#### YOUR GOAL
Transcribe the whole listing without a single picture.

(Excerpts from a figure dataset)
*-*-*
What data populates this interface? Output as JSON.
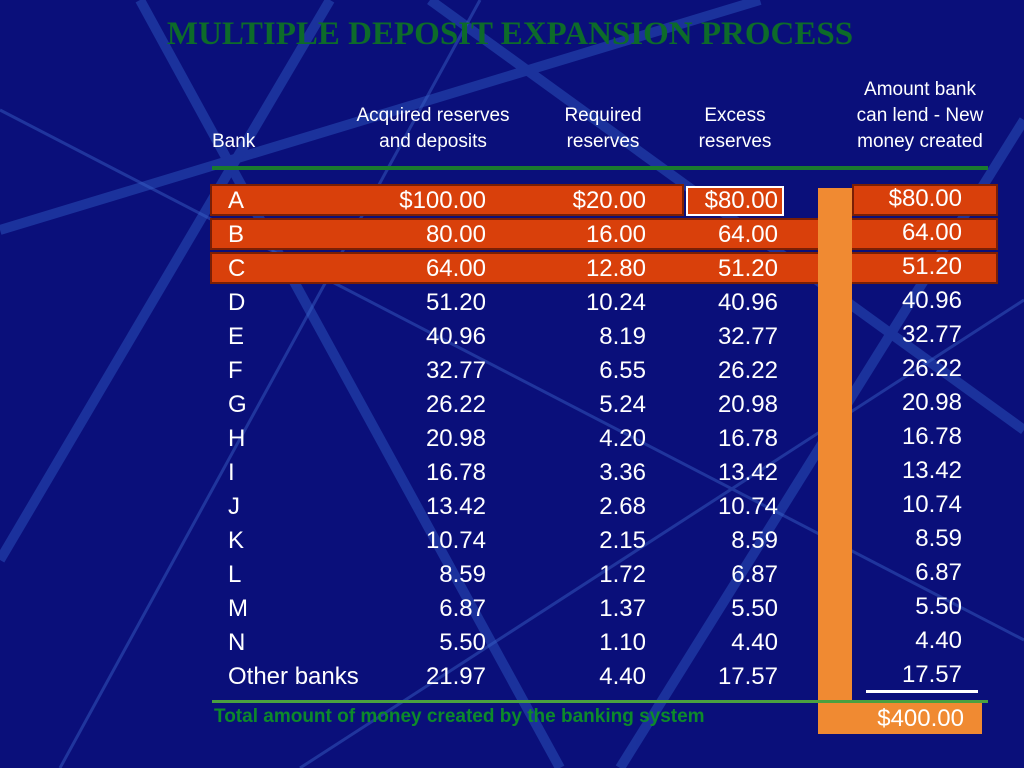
{
  "title": "MULTIPLE DEPOSIT EXPANSION PROCESS",
  "headers": {
    "bank": "Bank",
    "acquired": [
      "Acquired reserves",
      "and deposits"
    ],
    "required": [
      "Required",
      "reserves"
    ],
    "excess": [
      "Excess",
      "reserves"
    ],
    "lend": [
      "Amount bank",
      "can lend - New",
      "money created"
    ]
  },
  "rows": [
    {
      "bank": "A",
      "acquired": "$100.00",
      "required": "$20.00",
      "excess": "$80.00",
      "lend": "$80.00"
    },
    {
      "bank": "B",
      "acquired": "80.00",
      "required": "16.00",
      "excess": "64.00",
      "lend": "64.00"
    },
    {
      "bank": "C",
      "acquired": "64.00",
      "required": "12.80",
      "excess": "51.20",
      "lend": "51.20"
    },
    {
      "bank": "D",
      "acquired": "51.20",
      "required": "10.24",
      "excess": "40.96",
      "lend": "40.96"
    },
    {
      "bank": "E",
      "acquired": "40.96",
      "required": "8.19",
      "excess": "32.77",
      "lend": "32.77"
    },
    {
      "bank": "F",
      "acquired": "32.77",
      "required": "6.55",
      "excess": "26.22",
      "lend": "26.22"
    },
    {
      "bank": "G",
      "acquired": "26.22",
      "required": "5.24",
      "excess": "20.98",
      "lend": "20.98"
    },
    {
      "bank": "H",
      "acquired": "20.98",
      "required": "4.20",
      "excess": "16.78",
      "lend": "16.78"
    },
    {
      "bank": "I",
      "acquired": "16.78",
      "required": "3.36",
      "excess": "13.42",
      "lend": "13.42"
    },
    {
      "bank": "J",
      "acquired": "13.42",
      "required": "2.68",
      "excess": "10.74",
      "lend": "10.74"
    },
    {
      "bank": "K",
      "acquired": "10.74",
      "required": "2.15",
      "excess": "8.59",
      "lend": "8.59"
    },
    {
      "bank": "L",
      "acquired": "8.59",
      "required": "1.72",
      "excess": "6.87",
      "lend": "6.87"
    },
    {
      "bank": "M",
      "acquired": "6.87",
      "required": "1.37",
      "excess": "5.50",
      "lend": "5.50"
    },
    {
      "bank": "N",
      "acquired": "5.50",
      "required": "1.10",
      "excess": "4.40",
      "lend": "4.40"
    },
    {
      "bank": "Other banks",
      "acquired": "21.97",
      "required": "4.40",
      "excess": "17.57",
      "lend": "17.57"
    }
  ],
  "total_label": "Total amount of money created by the banking system",
  "total_value": "$400.00",
  "colors": {
    "background": "#0a0f7a",
    "title": "#0d6b2a",
    "band": "#d9400b",
    "bar": "#f08a32"
  }
}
*-*-*
#### EXERCISE SOLUTION
What data populates this interface? Output as JSON.
{
  "title": "MULTIPLE DEPOSIT EXPANSION PROCESS",
  "headers": {
    "bank": "Bank",
    "acquired": [
      "Acquired reserves",
      "and deposits"
    ],
    "required": [
      "Required",
      "reserves"
    ],
    "excess": [
      "Excess",
      "reserves"
    ],
    "lend": [
      "Amount bank",
      "can lend - New",
      "money created"
    ]
  },
  "rows": [
    {
      "bank": "A",
      "acquired": "$100.00",
      "required": "$20.00",
      "excess": "$80.00",
      "lend": "$80.00"
    },
    {
      "bank": "B",
      "acquired": "80.00",
      "required": "16.00",
      "excess": "64.00",
      "lend": "64.00"
    },
    {
      "bank": "C",
      "acquired": "64.00",
      "required": "12.80",
      "excess": "51.20",
      "lend": "51.20"
    },
    {
      "bank": "D",
      "acquired": "51.20",
      "required": "10.24",
      "excess": "40.96",
      "lend": "40.96"
    },
    {
      "bank": "E",
      "acquired": "40.96",
      "required": "8.19",
      "excess": "32.77",
      "lend": "32.77"
    },
    {
      "bank": "F",
      "acquired": "32.77",
      "required": "6.55",
      "excess": "26.22",
      "lend": "26.22"
    },
    {
      "bank": "G",
      "acquired": "26.22",
      "required": "5.24",
      "excess": "20.98",
      "lend": "20.98"
    },
    {
      "bank": "H",
      "acquired": "20.98",
      "required": "4.20",
      "excess": "16.78",
      "lend": "16.78"
    },
    {
      "bank": "I",
      "acquired": "16.78",
      "required": "3.36",
      "excess": "13.42",
      "lend": "13.42"
    },
    {
      "bank": "J",
      "acquired": "13.42",
      "required": "2.68",
      "excess": "10.74",
      "lend": "10.74"
    },
    {
      "bank": "K",
      "acquired": "10.74",
      "required": "2.15",
      "excess": "8.59",
      "lend": "8.59"
    },
    {
      "bank": "L",
      "acquired": "8.59",
      "required": "1.72",
      "excess": "6.87",
      "lend": "6.87"
    },
    {
      "bank": "M",
      "acquired": "6.87",
      "required": "1.37",
      "excess": "5.50",
      "lend": "5.50"
    },
    {
      "bank": "N",
      "acquired": "5.50",
      "required": "1.10",
      "excess": "4.40",
      "lend": "4.40"
    },
    {
      "bank": "Other banks",
      "acquired": "21.97",
      "required": "4.40",
      "excess": "17.57",
      "lend": "17.57"
    }
  ],
  "total_label": "Total amount of money created by the banking system",
  "total_value": "$400.00",
  "colors": {
    "background": "#0a0f7a",
    "title": "#0d6b2a",
    "band": "#d9400b",
    "bar": "#f08a32"
  }
}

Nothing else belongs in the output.